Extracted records
*****

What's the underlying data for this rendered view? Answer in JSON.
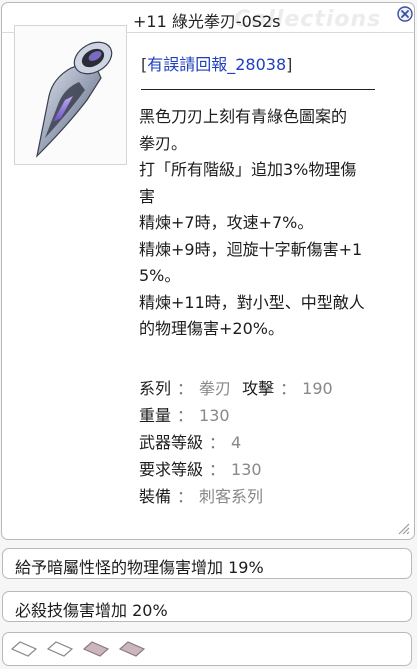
{
  "window": {
    "title": "+11 綠光拳刃-0S2s",
    "watermark": "Collections"
  },
  "item": {
    "report_prefix": "[",
    "report_link": "有誤請回報_28038",
    "report_suffix": "]",
    "description": [
      "黑色刀刃上刻有青綠色圖案的",
      "拳刃。",
      "打「所有階級」追加3%物理傷",
      "害",
      "精煉+7時，攻速+7%。",
      "精煉+9時，迴旋十字斬傷害+1",
      "5%。",
      "精煉+11時，對小型、中型敵人",
      "的物理傷害+20%。"
    ],
    "stats": {
      "type_label": "系列",
      "type_value": "拳刃",
      "attack_label": "攻擊",
      "attack_value": "190",
      "weight_label": "重量",
      "weight_value": "130",
      "weapon_level_label": "武器等級",
      "weapon_level_value": "4",
      "required_level_label": "要求等級",
      "required_level_value": "130",
      "equip_label": "裝備",
      "equip_value": "刺客系列",
      "separator": "："
    }
  },
  "options": [
    "給予暗屬性怪的物理傷害增加 19%",
    "必殺技傷害增加 20%"
  ],
  "cards": {
    "slots": [
      "empty",
      "empty",
      "locked",
      "locked"
    ]
  },
  "icons": {
    "close": "close-icon",
    "resize": "resize-grip-icon",
    "item": "katar-weapon-icon",
    "card_empty": "empty-card-slot-icon",
    "card_locked": "locked-card-slot-icon"
  },
  "colors": {
    "link": "#1f3fbf",
    "stat_value": "#888888",
    "close": "#3b4fa0",
    "katar_blade": "#9aa3b7",
    "katar_accent": "#7a5fd0",
    "slot_empty": "#ffffff",
    "slot_locked": "#c9b7bd"
  }
}
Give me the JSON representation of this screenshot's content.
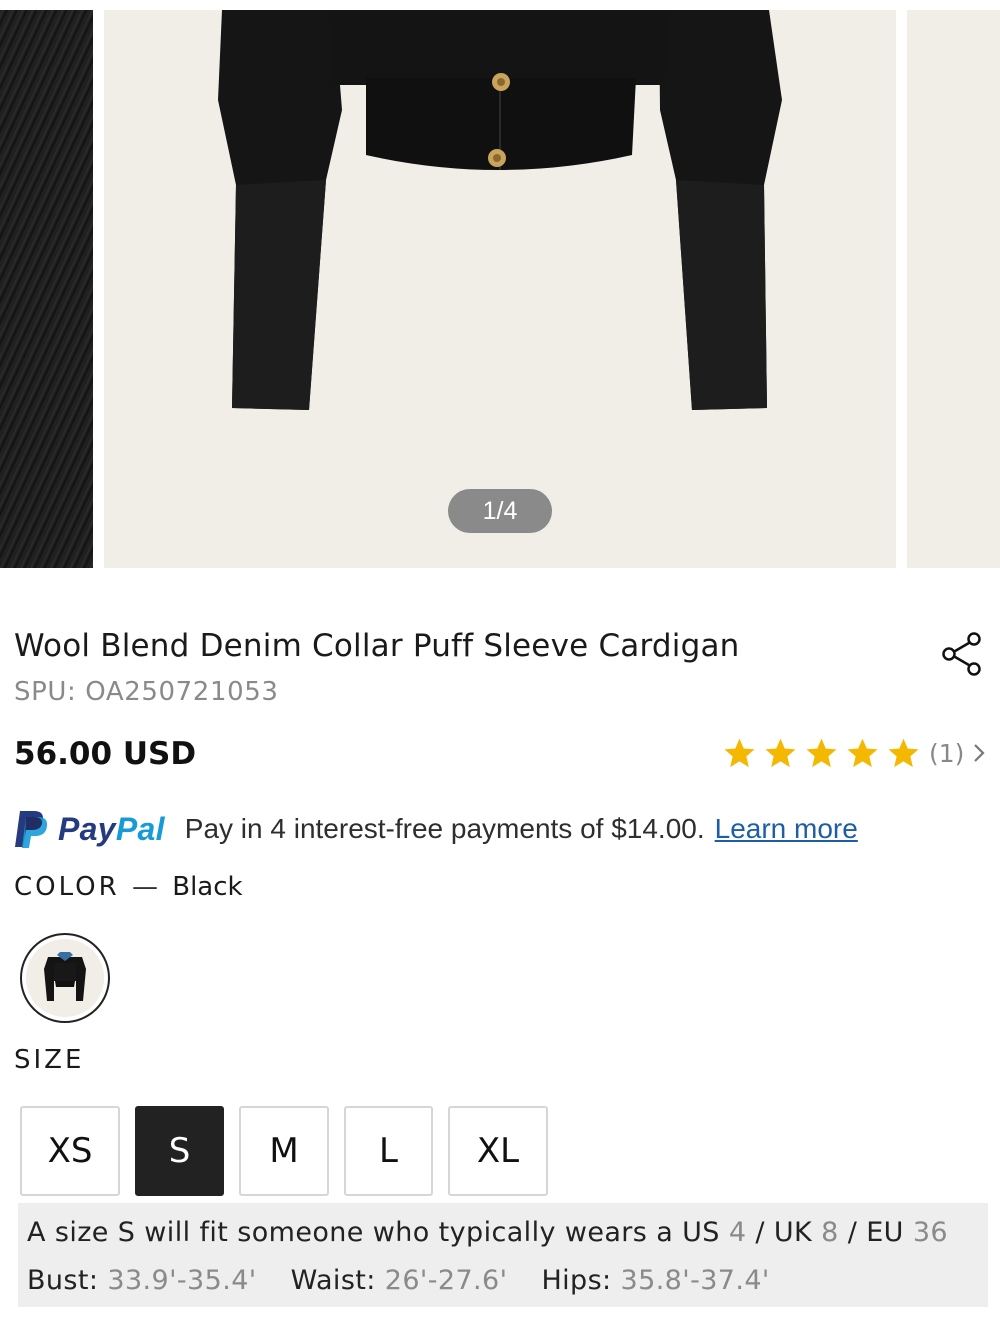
{
  "gallery": {
    "pager": "1/4"
  },
  "product": {
    "title": "Wool Blend Denim Collar Puff Sleeve Cardigan",
    "spu": "SPU: OA250721053",
    "price": "56.00 USD",
    "rating": {
      "stars": 5,
      "count_text": "(1)",
      "star_color": "#f5b800"
    }
  },
  "paypal": {
    "brand_part1": "Pay",
    "brand_part2": "Pal",
    "message": "Pay in 4 interest-free payments of $14.00.",
    "link": "Learn more",
    "colors": {
      "dark": "#253b80",
      "light": "#179bd7"
    }
  },
  "color": {
    "label": "COLOR",
    "separator": "—",
    "value": "Black"
  },
  "size": {
    "label": "SIZE",
    "options": [
      "XS",
      "S",
      "M",
      "L",
      "XL"
    ],
    "selected": "S",
    "fit": {
      "p1": "A size S will fit someone who typically wears a US ",
      "us": "4",
      "p2": " / UK ",
      "uk": "8",
      "p3": " / EU ",
      "eu": "36",
      "bust_label": "Bust: ",
      "bust": "33.9'-35.4'",
      "waist_label": "Waist: ",
      "waist": "26'-27.6'",
      "hips_label": "Hips: ",
      "hips": "35.8'-37.4'"
    }
  },
  "icons": [
    "share-icon",
    "star-icon",
    "chevron-right-icon",
    "paypal-logo-icon"
  ]
}
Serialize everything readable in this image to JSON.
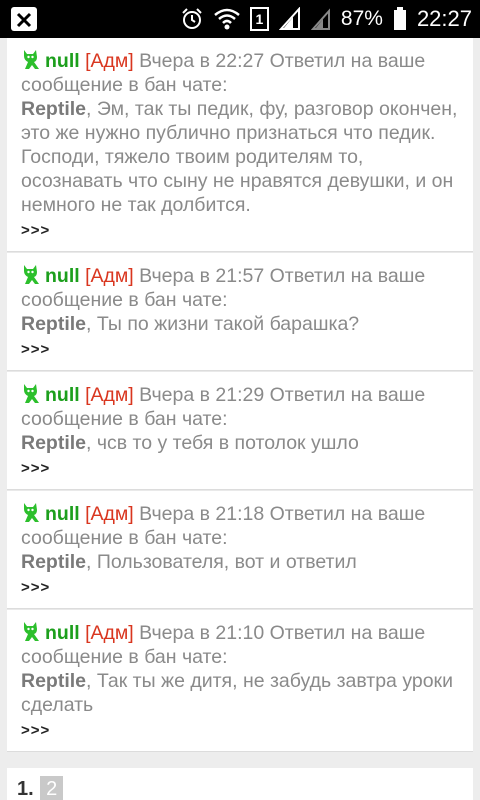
{
  "status_bar": {
    "sim": "1",
    "battery": "87%",
    "time": "22:27"
  },
  "messages": [
    {
      "user": "null",
      "role": "[Адм]",
      "meta": "Вчера в 22:27 Ответил на ваше сообщение в бан чате:",
      "recipient": "Reptile",
      "text": ", Эм, так ты педик, фу, разговор окончен, это же нужно публично признаться что педик. Господи, тяжело твоим родителям то, осознавать что сыну не нравятся девушки, и он немного не так долбится.",
      "more": ">>>"
    },
    {
      "user": "null",
      "role": "[Адм]",
      "meta": "Вчера в 21:57 Ответил на ваше сообщение в бан чате:",
      "recipient": "Reptile",
      "text": ", Ты по жизни такой барашка?",
      "more": ">>>"
    },
    {
      "user": "null",
      "role": "[Адм]",
      "meta": "Вчера в 21:29 Ответил на ваше сообщение в бан чате:",
      "recipient": "Reptile",
      "text": ", чсв то у тебя в потолок ушло",
      "more": ">>>"
    },
    {
      "user": "null",
      "role": "[Адм]",
      "meta": "Вчера в 21:18 Ответил на ваше сообщение в бан чате:",
      "recipient": "Reptile",
      "text": ", Пользователя, вот и ответил",
      "more": ">>>"
    },
    {
      "user": "null",
      "role": "[Адм]",
      "meta": "Вчера в 21:10 Ответил на ваше сообщение в бан чате:",
      "recipient": "Reptile",
      "text": ", Так ты же дитя, не забудь завтра уроки сделать",
      "more": ">>>"
    }
  ],
  "pagination": {
    "current": "1.",
    "next": "2"
  },
  "colors": {
    "username": "#1c9f1c",
    "role": "#d9361f",
    "meta": "#8a8a8a"
  }
}
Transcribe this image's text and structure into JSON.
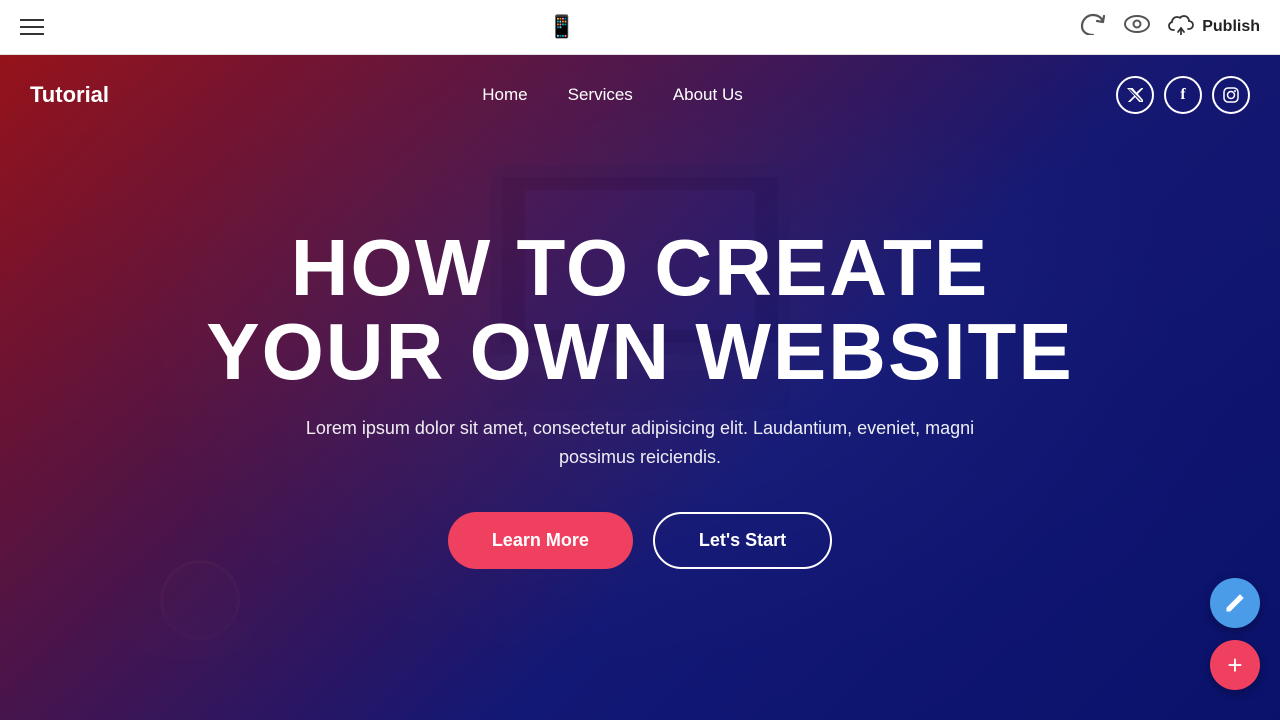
{
  "toolbar": {
    "hamburger_label": "menu",
    "phone_icon": "📱",
    "undo_label": "↩",
    "eye_label": "👁",
    "publish_label": "Publish",
    "cloud_icon": "☁"
  },
  "site": {
    "logo": "Tutorial",
    "nav": {
      "links": [
        {
          "label": "Home",
          "href": "#"
        },
        {
          "label": "Services",
          "href": "#"
        },
        {
          "label": "About Us",
          "href": "#"
        }
      ]
    },
    "social": {
      "twitter": "𝕏",
      "facebook": "f",
      "instagram": "📷"
    },
    "hero": {
      "title_line1": "HOW TO CREATE",
      "title_line2": "YOUR OWN WEBSITE",
      "subtitle": "Lorem ipsum dolor sit amet, consectetur adipisicing elit. Laudantium, eveniet, magni possimus reiciendis.",
      "btn_learn_more": "Learn More",
      "btn_lets_start": "Let's Start"
    }
  },
  "fab": {
    "pencil_icon": "✏",
    "plus_icon": "+"
  }
}
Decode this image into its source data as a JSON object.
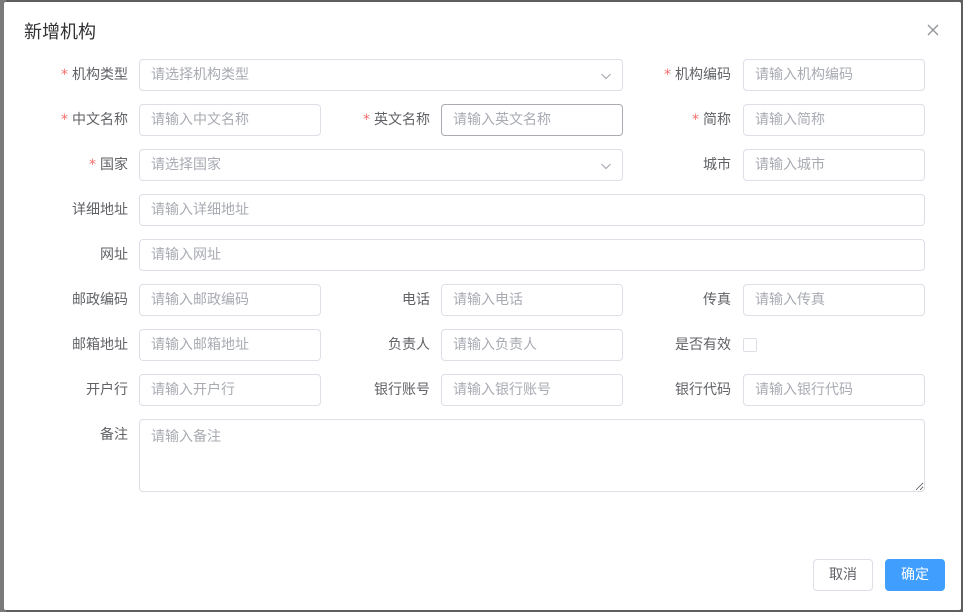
{
  "dialog": {
    "title": "新增机构",
    "cancel_label": "取消",
    "confirm_label": "确定"
  },
  "form": {
    "org_type": {
      "label": "机构类型",
      "placeholder": "请选择机构类型",
      "required": "*"
    },
    "org_code": {
      "label": "机构编码",
      "placeholder": "请输入机构编码",
      "required": "*"
    },
    "cn_name": {
      "label": "中文名称",
      "placeholder": "请输入中文名称",
      "required": "*"
    },
    "en_name": {
      "label": "英文名称",
      "placeholder": "请输入英文名称",
      "required": "*"
    },
    "short_name": {
      "label": "简称",
      "placeholder": "请输入简称",
      "required": "*"
    },
    "country": {
      "label": "国家",
      "placeholder": "请选择国家",
      "required": "*"
    },
    "city": {
      "label": "城市",
      "placeholder": "请输入城市"
    },
    "address": {
      "label": "详细地址",
      "placeholder": "请输入详细地址"
    },
    "website": {
      "label": "网址",
      "placeholder": "请输入网址"
    },
    "postcode": {
      "label": "邮政编码",
      "placeholder": "请输入邮政编码"
    },
    "phone": {
      "label": "电话",
      "placeholder": "请输入电话"
    },
    "fax": {
      "label": "传真",
      "placeholder": "请输入传真"
    },
    "email": {
      "label": "邮箱地址",
      "placeholder": "请输入邮箱地址"
    },
    "owner": {
      "label": "负责人",
      "placeholder": "请输入负责人"
    },
    "is_valid": {
      "label": "是否有效",
      "checked": false
    },
    "bank": {
      "label": "开户行",
      "placeholder": "请输入开户行"
    },
    "bank_account": {
      "label": "银行账号",
      "placeholder": "请输入银行账号"
    },
    "bank_code": {
      "label": "银行代码",
      "placeholder": "请输入银行代码"
    },
    "remark": {
      "label": "备注",
      "placeholder": "请输入备注"
    }
  },
  "colors": {
    "required": "#f56c6c",
    "primary": "#409eff",
    "border": "#dcdfe6",
    "placeholder": "#a8abb2"
  },
  "icons": {
    "close": "close-icon",
    "dropdown": "chevron-down-icon"
  }
}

*****

- **EXERCISE DIRECTIONS**
Quote the data exactly, leaving every image out of the copy.

- **RESULT OF THIS TASK**
What's the underlying data for this rendered view? Answer in JSON.
{
  "window": {
    "title": "+11 綠光拳刃-0S2s",
    "watermark": "Collections"
  },
  "item": {
    "report_prefix": "[",
    "report_link": "有誤請回報_28038",
    "report_suffix": "]",
    "description": [
      "黑色刀刃上刻有青綠色圖案的",
      "拳刃。",
      "打「所有階級」追加3%物理傷",
      "害",
      "精煉+7時，攻速+7%。",
      "精煉+9時，迴旋十字斬傷害+1",
      "5%。",
      "精煉+11時，對小型、中型敵人",
      "的物理傷害+20%。"
    ],
    "stats": {
      "type_label": "系列",
      "type_value": "拳刃",
      "attack_label": "攻擊",
      "attack_value": "190",
      "weight_label": "重量",
      "weight_value": "130",
      "weapon_level_label": "武器等級",
      "weapon_level_value": "4",
      "required_level_label": "要求等級",
      "required_level_value": "130",
      "equip_label": "裝備",
      "equip_value": "刺客系列",
      "separator": "："
    }
  },
  "options": [
    "給予暗屬性怪的物理傷害增加 19%",
    "必殺技傷害增加 20%"
  ],
  "cards": {
    "slots": [
      "empty",
      "empty",
      "locked",
      "locked"
    ]
  },
  "icons": {
    "close": "close-icon",
    "resize": "resize-grip-icon",
    "item": "katar-weapon-icon",
    "card_empty": "empty-card-slot-icon",
    "card_locked": "locked-card-slot-icon"
  },
  "colors": {
    "link": "#1f3fbf",
    "stat_value": "#888888",
    "close": "#3b4fa0",
    "katar_blade": "#9aa3b7",
    "katar_accent": "#7a5fd0",
    "slot_empty": "#ffffff",
    "slot_locked": "#c9b7bd"
  }
}
Give me the JSON representation of this screenshot's content.
{
  "gallery": {
    "pager": "1/4"
  },
  "product": {
    "title": "Wool Blend Denim Collar Puff Sleeve Cardigan",
    "spu": "SPU: OA250721053",
    "price": "56.00 USD",
    "rating": {
      "stars": 5,
      "count_text": "(1)",
      "star_color": "#f5b800"
    }
  },
  "paypal": {
    "brand_part1": "Pay",
    "brand_part2": "Pal",
    "message": "Pay in 4 interest-free payments of $14.00.",
    "link": "Learn more",
    "colors": {
      "dark": "#253b80",
      "light": "#179bd7"
    }
  },
  "color": {
    "label": "COLOR",
    "separator": "—",
    "value": "Black"
  },
  "size": {
    "label": "SIZE",
    "options": [
      "XS",
      "S",
      "M",
      "L",
      "XL"
    ],
    "selected": "S",
    "fit": {
      "p1": "A size S will fit someone who typically wears a US ",
      "us": "4",
      "p2": " / UK ",
      "uk": "8",
      "p3": " / EU ",
      "eu": "36",
      "bust_label": "Bust: ",
      "bust": "33.9'-35.4'",
      "waist_label": "Waist: ",
      "waist": "26'-27.6'",
      "hips_label": "Hips: ",
      "hips": "35.8'-37.4'"
    }
  },
  "icons": [
    "share-icon",
    "star-icon",
    "chevron-right-icon",
    "paypal-logo-icon"
  ]
}
Serialize everything readable in this image to JSON.
{
  "status_bar": {
    "sim": "1",
    "battery": "87%",
    "time": "22:27"
  },
  "messages": [
    {
      "user": "null",
      "role": "[Адм]",
      "meta": "Вчера в 22:27 Ответил на ваше сообщение в бан чате:",
      "recipient": "Reptile",
      "text": ", Эм, так ты педик, фу, разговор окончен, это же нужно публично признаться что педик. Господи, тяжело твоим родителям то, осознавать что сыну не нравятся девушки, и он немного не так долбится.",
      "more": ">>>"
    },
    {
      "user": "null",
      "role": "[Адм]",
      "meta": "Вчера в 21:57 Ответил на ваше сообщение в бан чате:",
      "recipient": "Reptile",
      "text": ", Ты по жизни такой барашка?",
      "more": ">>>"
    },
    {
      "user": "null",
      "role": "[Адм]",
      "meta": "Вчера в 21:29 Ответил на ваше сообщение в бан чате:",
      "recipient": "Reptile",
      "text": ", чсв то у тебя в потолок ушло",
      "more": ">>>"
    },
    {
      "user": "null",
      "role": "[Адм]",
      "meta": "Вчера в 21:18 Ответил на ваше сообщение в бан чате:",
      "recipient": "Reptile",
      "text": ", Пользователя, вот и ответил",
      "more": ">>>"
    },
    {
      "user": "null",
      "role": "[Адм]",
      "meta": "Вчера в 21:10 Ответил на ваше сообщение в бан чате:",
      "recipient": "Reptile",
      "text": ", Так ты же дитя, не забудь завтра уроки сделать",
      "more": ">>>"
    }
  ],
  "pagination": {
    "current": "1.",
    "next": "2"
  },
  "colors": {
    "username": "#1c9f1c",
    "role": "#d9361f",
    "meta": "#8a8a8a"
  }
}
Transcribe this image's text and structure into JSON.
{
  "toolbar": {
    "hamburger_label": "menu",
    "phone_icon": "📱",
    "undo_label": "↩",
    "eye_label": "👁",
    "publish_label": "Publish",
    "cloud_icon": "☁"
  },
  "site": {
    "logo": "Tutorial",
    "nav": {
      "links": [
        {
          "label": "Home",
          "href": "#"
        },
        {
          "label": "Services",
          "href": "#"
        },
        {
          "label": "About Us",
          "href": "#"
        }
      ]
    },
    "social": {
      "twitter": "𝕏",
      "facebook": "f",
      "instagram": "📷"
    },
    "hero": {
      "title_line1": "HOW TO CREATE",
      "title_line2": "YOUR OWN WEBSITE",
      "subtitle": "Lorem ipsum dolor sit amet, consectetur adipisicing elit. Laudantium, eveniet, magni possimus reiciendis.",
      "btn_learn_more": "Learn More",
      "btn_lets_start": "Let's Start"
    }
  },
  "fab": {
    "pencil_icon": "✏",
    "plus_icon": "+"
  }
}
Decode this image into its source data as a JSON object.
{
  "dialog": {
    "title": "新增机构",
    "cancel_label": "取消",
    "confirm_label": "确定"
  },
  "form": {
    "org_type": {
      "label": "机构类型",
      "placeholder": "请选择机构类型",
      "required": "*"
    },
    "org_code": {
      "label": "机构编码",
      "placeholder": "请输入机构编码",
      "required": "*"
    },
    "cn_name": {
      "label": "中文名称",
      "placeholder": "请输入中文名称",
      "required": "*"
    },
    "en_name": {
      "label": "英文名称",
      "placeholder": "请输入英文名称",
      "required": "*"
    },
    "short_name": {
      "label": "简称",
      "placeholder": "请输入简称",
      "required": "*"
    },
    "country": {
      "label": "国家",
      "placeholder": "请选择国家",
      "required": "*"
    },
    "city": {
      "label": "城市",
      "placeholder": "请输入城市"
    },
    "address": {
      "label": "详细地址",
      "placeholder": "请输入详细地址"
    },
    "website": {
      "label": "网址",
      "placeholder": "请输入网址"
    },
    "postcode": {
      "label": "邮政编码",
      "placeholder": "请输入邮政编码"
    },
    "phone": {
      "label": "电话",
      "placeholder": "请输入电话"
    },
    "fax": {
      "label": "传真",
      "placeholder": "请输入传真"
    },
    "email": {
      "label": "邮箱地址",
      "placeholder": "请输入邮箱地址"
    },
    "owner": {
      "label": "负责人",
      "placeholder": "请输入负责人"
    },
    "is_valid": {
      "label": "是否有效",
      "checked": false
    },
    "bank": {
      "label": "开户行",
      "placeholder": "请输入开户行"
    },
    "bank_account": {
      "label": "银行账号",
      "placeholder": "请输入银行账号"
    },
    "bank_code": {
      "label": "银行代码",
      "placeholder": "请输入银行代码"
    },
    "remark": {
      "label": "备注",
      "placeholder": "请输入备注"
    }
  },
  "colors": {
    "required": "#f56c6c",
    "primary": "#409eff",
    "border": "#dcdfe6",
    "placeholder": "#a8abb2"
  },
  "icons": {
    "close": "close-icon",
    "dropdown": "chevron-down-icon"
  }
}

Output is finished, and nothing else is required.